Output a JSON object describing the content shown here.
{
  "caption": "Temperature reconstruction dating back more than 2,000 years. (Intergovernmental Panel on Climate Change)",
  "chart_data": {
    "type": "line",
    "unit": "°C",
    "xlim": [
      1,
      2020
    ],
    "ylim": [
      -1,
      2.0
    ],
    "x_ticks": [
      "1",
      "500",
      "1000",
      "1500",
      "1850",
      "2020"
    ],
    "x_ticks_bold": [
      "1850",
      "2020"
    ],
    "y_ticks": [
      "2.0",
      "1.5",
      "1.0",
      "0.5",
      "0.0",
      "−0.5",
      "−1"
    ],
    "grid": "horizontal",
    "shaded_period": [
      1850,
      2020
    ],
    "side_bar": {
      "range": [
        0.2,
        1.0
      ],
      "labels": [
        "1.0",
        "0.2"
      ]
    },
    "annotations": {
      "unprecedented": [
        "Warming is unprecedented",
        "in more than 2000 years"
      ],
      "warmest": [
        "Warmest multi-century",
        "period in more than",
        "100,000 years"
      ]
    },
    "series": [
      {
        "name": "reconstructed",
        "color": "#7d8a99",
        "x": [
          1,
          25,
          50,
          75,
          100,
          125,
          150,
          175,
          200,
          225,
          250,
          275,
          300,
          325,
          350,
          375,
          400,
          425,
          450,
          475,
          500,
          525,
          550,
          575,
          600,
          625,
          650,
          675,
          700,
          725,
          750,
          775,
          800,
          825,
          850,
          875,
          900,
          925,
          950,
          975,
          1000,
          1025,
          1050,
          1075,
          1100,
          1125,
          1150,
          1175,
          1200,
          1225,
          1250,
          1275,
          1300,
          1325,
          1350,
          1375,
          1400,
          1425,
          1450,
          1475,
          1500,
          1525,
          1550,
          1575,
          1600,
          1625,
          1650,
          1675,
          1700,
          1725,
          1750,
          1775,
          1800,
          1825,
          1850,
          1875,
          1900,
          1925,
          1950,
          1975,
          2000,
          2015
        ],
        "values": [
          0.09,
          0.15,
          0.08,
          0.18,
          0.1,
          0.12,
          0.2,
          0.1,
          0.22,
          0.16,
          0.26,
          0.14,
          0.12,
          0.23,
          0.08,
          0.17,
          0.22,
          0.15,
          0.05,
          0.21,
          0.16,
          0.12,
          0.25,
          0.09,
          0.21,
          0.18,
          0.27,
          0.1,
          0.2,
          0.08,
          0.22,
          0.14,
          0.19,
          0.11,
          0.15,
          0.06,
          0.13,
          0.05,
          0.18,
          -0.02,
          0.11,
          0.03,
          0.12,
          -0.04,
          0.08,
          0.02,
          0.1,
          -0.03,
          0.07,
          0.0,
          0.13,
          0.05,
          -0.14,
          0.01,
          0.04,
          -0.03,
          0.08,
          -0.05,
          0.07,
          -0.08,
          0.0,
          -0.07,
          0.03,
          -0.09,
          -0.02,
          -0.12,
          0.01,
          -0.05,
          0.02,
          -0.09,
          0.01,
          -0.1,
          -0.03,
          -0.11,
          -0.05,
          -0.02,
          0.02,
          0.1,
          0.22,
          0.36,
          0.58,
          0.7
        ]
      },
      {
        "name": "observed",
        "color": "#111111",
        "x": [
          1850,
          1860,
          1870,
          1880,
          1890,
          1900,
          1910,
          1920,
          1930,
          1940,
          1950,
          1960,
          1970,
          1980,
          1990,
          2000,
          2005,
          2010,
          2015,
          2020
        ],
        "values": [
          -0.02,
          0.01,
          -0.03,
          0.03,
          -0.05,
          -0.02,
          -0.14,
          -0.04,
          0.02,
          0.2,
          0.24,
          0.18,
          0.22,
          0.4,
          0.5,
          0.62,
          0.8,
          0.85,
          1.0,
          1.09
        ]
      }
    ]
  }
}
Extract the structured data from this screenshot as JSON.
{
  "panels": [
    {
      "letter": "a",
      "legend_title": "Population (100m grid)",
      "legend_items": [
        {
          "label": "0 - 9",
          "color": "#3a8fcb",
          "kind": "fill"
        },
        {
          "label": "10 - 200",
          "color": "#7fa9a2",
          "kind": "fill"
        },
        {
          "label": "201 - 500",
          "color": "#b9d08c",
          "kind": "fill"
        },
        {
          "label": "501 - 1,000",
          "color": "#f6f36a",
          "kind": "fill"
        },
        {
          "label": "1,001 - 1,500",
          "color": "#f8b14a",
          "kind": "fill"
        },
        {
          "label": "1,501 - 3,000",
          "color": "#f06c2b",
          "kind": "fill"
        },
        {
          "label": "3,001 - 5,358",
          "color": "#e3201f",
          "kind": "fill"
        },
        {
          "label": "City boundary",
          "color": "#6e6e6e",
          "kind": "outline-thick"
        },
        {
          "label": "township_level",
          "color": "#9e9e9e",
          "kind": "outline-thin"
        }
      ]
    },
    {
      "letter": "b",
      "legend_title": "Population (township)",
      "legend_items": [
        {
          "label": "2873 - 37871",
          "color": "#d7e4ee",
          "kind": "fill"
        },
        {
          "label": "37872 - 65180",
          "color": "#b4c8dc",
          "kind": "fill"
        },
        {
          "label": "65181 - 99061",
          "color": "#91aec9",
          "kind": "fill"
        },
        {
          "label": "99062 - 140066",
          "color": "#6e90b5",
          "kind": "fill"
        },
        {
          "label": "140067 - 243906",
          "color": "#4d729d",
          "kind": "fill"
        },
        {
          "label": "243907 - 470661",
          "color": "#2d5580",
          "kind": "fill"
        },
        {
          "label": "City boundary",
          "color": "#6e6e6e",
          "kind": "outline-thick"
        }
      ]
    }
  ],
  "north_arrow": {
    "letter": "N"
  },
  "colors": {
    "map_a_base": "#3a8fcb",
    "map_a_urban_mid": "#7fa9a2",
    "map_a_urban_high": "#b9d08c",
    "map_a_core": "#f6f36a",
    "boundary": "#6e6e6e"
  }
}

---

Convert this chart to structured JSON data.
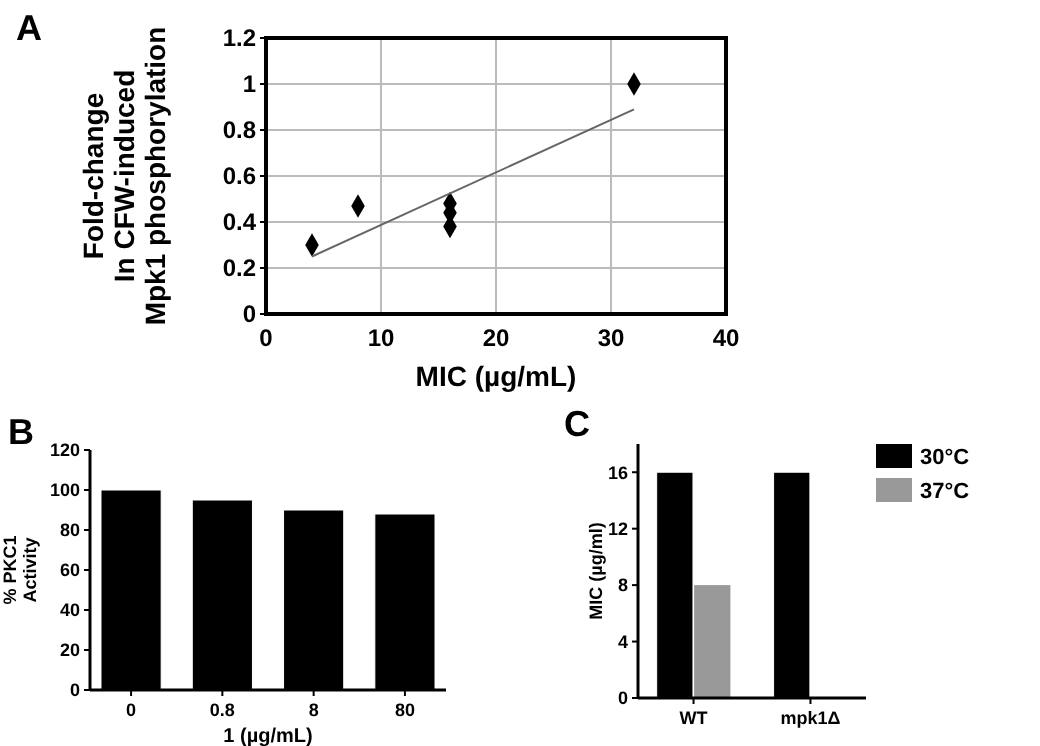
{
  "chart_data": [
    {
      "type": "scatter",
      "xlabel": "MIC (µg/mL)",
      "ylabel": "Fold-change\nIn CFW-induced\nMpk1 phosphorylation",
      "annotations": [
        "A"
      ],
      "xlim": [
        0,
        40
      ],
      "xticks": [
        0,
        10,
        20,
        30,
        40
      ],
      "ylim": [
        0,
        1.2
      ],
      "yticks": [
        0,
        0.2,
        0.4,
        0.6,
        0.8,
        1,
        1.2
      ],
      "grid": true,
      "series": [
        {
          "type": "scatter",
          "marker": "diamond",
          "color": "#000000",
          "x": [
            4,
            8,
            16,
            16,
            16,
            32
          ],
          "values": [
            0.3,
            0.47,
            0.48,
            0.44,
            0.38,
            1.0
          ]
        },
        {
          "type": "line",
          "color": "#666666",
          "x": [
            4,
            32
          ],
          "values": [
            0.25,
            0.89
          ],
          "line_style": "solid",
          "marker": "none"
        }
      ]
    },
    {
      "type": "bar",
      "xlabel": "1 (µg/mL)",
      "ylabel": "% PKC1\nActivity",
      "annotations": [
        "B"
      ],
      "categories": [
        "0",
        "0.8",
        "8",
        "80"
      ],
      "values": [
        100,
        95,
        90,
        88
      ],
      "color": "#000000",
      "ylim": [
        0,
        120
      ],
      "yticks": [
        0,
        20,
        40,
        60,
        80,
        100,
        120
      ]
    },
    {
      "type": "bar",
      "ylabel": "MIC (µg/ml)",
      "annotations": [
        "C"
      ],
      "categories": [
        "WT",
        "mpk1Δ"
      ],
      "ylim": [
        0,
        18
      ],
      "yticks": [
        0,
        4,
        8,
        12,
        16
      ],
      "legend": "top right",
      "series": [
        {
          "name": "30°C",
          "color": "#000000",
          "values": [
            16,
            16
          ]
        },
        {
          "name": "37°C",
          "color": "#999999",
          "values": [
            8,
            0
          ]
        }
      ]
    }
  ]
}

### Requirement
Select the lines in this material that hold the word "unprecedented", leaving none out.

### Result of the task
      "unprecedented": [
        "Warming is unprecedented",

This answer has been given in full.